--- Start of EXTRACTED INFORMATION ---

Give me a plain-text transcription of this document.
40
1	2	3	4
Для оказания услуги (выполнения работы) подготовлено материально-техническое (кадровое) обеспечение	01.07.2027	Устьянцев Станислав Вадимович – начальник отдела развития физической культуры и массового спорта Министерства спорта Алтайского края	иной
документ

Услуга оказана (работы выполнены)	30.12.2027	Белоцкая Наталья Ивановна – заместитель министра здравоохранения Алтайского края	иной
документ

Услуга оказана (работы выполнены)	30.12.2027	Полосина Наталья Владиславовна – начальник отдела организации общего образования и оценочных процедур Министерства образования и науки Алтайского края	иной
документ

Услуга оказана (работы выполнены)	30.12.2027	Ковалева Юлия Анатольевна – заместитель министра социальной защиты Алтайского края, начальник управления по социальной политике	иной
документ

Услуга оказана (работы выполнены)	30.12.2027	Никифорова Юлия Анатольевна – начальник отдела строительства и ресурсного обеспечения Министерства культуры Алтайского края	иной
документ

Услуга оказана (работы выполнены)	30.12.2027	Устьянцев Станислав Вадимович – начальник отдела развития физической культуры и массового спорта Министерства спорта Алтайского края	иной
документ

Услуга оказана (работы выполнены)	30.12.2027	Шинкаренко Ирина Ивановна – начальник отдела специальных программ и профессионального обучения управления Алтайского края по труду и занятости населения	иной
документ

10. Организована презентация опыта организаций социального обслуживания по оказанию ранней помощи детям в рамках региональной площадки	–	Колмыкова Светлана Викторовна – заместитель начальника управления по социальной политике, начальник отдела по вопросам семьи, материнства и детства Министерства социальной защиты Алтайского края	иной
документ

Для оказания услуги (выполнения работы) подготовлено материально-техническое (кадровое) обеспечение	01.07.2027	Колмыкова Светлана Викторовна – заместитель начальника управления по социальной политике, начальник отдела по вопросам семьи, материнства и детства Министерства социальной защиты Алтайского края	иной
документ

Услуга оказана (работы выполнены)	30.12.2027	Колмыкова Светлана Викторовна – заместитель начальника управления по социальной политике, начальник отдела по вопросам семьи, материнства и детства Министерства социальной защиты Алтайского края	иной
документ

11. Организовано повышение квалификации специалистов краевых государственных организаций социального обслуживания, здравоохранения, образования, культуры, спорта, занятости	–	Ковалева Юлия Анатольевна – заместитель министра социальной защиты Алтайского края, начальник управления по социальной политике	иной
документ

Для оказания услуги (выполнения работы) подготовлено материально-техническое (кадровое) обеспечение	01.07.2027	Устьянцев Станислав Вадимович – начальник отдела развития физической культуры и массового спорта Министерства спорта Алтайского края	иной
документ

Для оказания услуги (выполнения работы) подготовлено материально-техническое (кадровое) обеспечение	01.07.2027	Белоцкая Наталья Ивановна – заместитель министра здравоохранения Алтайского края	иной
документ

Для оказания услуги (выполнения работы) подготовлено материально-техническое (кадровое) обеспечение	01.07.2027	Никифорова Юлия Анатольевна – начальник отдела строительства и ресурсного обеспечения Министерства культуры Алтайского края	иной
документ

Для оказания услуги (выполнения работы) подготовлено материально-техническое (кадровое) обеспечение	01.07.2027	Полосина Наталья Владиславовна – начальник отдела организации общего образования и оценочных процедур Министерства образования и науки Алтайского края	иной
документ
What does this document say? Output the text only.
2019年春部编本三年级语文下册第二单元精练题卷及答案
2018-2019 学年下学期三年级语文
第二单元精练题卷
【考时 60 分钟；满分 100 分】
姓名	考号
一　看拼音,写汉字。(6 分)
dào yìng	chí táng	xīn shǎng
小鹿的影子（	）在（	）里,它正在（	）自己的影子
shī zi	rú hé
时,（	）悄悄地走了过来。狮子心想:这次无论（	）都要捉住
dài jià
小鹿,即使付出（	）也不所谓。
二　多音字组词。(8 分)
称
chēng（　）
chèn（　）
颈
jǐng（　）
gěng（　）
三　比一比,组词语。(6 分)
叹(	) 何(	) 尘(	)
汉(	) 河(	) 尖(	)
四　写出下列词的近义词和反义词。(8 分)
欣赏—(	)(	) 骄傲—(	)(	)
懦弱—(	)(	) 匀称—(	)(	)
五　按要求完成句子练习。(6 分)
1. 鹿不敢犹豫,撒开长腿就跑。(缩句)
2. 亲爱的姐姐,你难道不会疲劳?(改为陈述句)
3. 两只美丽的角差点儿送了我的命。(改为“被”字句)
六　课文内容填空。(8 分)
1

--- End of EXTRACTED INFORMATION ---

PROBLEM
From the records above, please extract every line and repeat it exactly.

ANSWER FOR THIS EXERCISE
Give me a plain-text transcription of this document.
40
1	2	3	4
Для оказания услуги (выполнения работы) подготовлено материально-техническое (кадровое) обеспечение	01.07.2027	Устьянцев Станислав Вадимович – начальник отдела развития физической культуры и массового спорта Министерства спорта Алтайского края	иной
документ

Услуга оказана (работы выполнены)	30.12.2027	Белоцкая Наталья Ивановна – заместитель министра здравоохранения Алтайского края	иной
документ

Услуга оказана (работы выполнены)	30.12.2027	Полосина Наталья Владиславовна – начальник отдела организации общего образования и оценочных процедур Министерства образования и науки Алтайского края	иной
документ

Услуга оказана (работы выполнены)	30.12.2027	Ковалева Юлия Анатольевна – заместитель министра социальной защиты Алтайского края, начальник управления по социальной политике	иной
документ

Услуга оказана (работы выполнены)	30.12.2027	Никифорова Юлия Анатольевна – начальник отдела строительства и ресурсного обеспечения Министерства культуры Алтайского края	иной
документ

Услуга оказана (работы выполнены)	30.12.2027	Устьянцев Станислав Вадимович – начальник отдела развития физической культуры и массового спорта Министерства спорта Алтайского края	иной
документ

Услуга оказана (работы выполнены)	30.12.2027	Шинкаренко Ирина Ивановна – начальник отдела специальных программ и профессионального обучения управления Алтайского края по труду и занятости населения	иной
документ

10. Организована презентация опыта организаций социального обслуживания по оказанию ранней помощи детям в рамках региональной площадки	–	Колмыкова Светлана Викторовна – заместитель начальника управления по социальной политике, начальник отдела по вопросам семьи, материнства и детства Министерства социальной защиты Алтайского края	иной
документ

Для оказания услуги (выполнения работы) подготовлено материально-техническое (кадровое) обеспечение	01.07.2027	Колмыкова Светлана Викторовна – заместитель начальника управления по социальной политике, начальник отдела по вопросам семьи, материнства и детства Министерства социальной защиты Алтайского края	иной
документ

Услуга оказана (работы выполнены)	30.12.2027	Колмыкова Светлана Викторовна – заместитель начальника управления по социальной политике, начальник отдела по вопросам семьи, материнства и детства Министерства социальной защиты Алтайского края	иной
документ

11. Организовано повышение квалификации специалистов краевых государственных организаций социального обслуживания, здравоохранения, образования, культуры, спорта, занятости	–	Ковалева Юлия Анатольевна – заместитель министра социальной защиты Алтайского края, начальник управления по социальной политике	иной
документ

Для оказания услуги (выполнения работы) подготовлено материально-техническое (кадровое) обеспечение	01.07.2027	Устьянцев Станислав Вадимович – начальник отдела развития физической культуры и массового спорта Министерства спорта Алтайского края	иной
документ

Для оказания услуги (выполнения работы) подготовлено материально-техническое (кадровое) обеспечение	01.07.2027	Белоцкая Наталья Ивановна – заместитель министра здравоохранения Алтайского края	иной
документ

Для оказания услуги (выполнения работы) подготовлено материально-техническое (кадровое) обеспечение	01.07.2027	Никифорова Юлия Анатольевна – начальник отдела строительства и ресурсного обеспечения Министерства культуры Алтайского края	иной
документ

Для оказания услуги (выполнения работы) подготовлено материально-техническое (кадровое) обеспечение	01.07.2027	Полосина Наталья Владиславовна – начальник отдела организации общего образования и оценочных процедур Министерства образования и науки Алтайского края	иной
документ
What does this document say? Output the text only.
2019年春部编本三年级语文下册第二单元精练题卷及答案
2018-2019 学年下学期三年级语文
第二单元精练题卷
【考时 60 分钟；满分 100 分】
姓名	考号
一　看拼音,写汉字。(6 分)
dào yìng	chí táng	xīn shǎng
小鹿的影子（	）在（	）里,它正在（	）自己的影子
shī zi	rú hé
时,（	）悄悄地走了过来。狮子心想:这次无论（	）都要捉住
dài jià
小鹿,即使付出（	）也不所谓。
二　多音字组词。(8 分)
称
chēng（　）
chèn（　）
颈
jǐng（　）
gěng（　）
三　比一比,组词语。(6 分)
叹(	) 何(	) 尘(	)
汉(	) 河(	) 尖(	)
四　写出下列词的近义词和反义词。(8 分)
欣赏—(	)(	) 骄傲—(	)(	)
懦弱—(	)(	) 匀称—(	)(	)
五　按要求完成句子练习。(6 分)
1. 鹿不敢犹豫,撒开长腿就跑。(缩句)
2. 亲爱的姐姐,你难道不会疲劳?(改为陈述句)
3. 两只美丽的角差点儿送了我的命。(改为“被”字句)
六　课文内容填空。(8 分)
1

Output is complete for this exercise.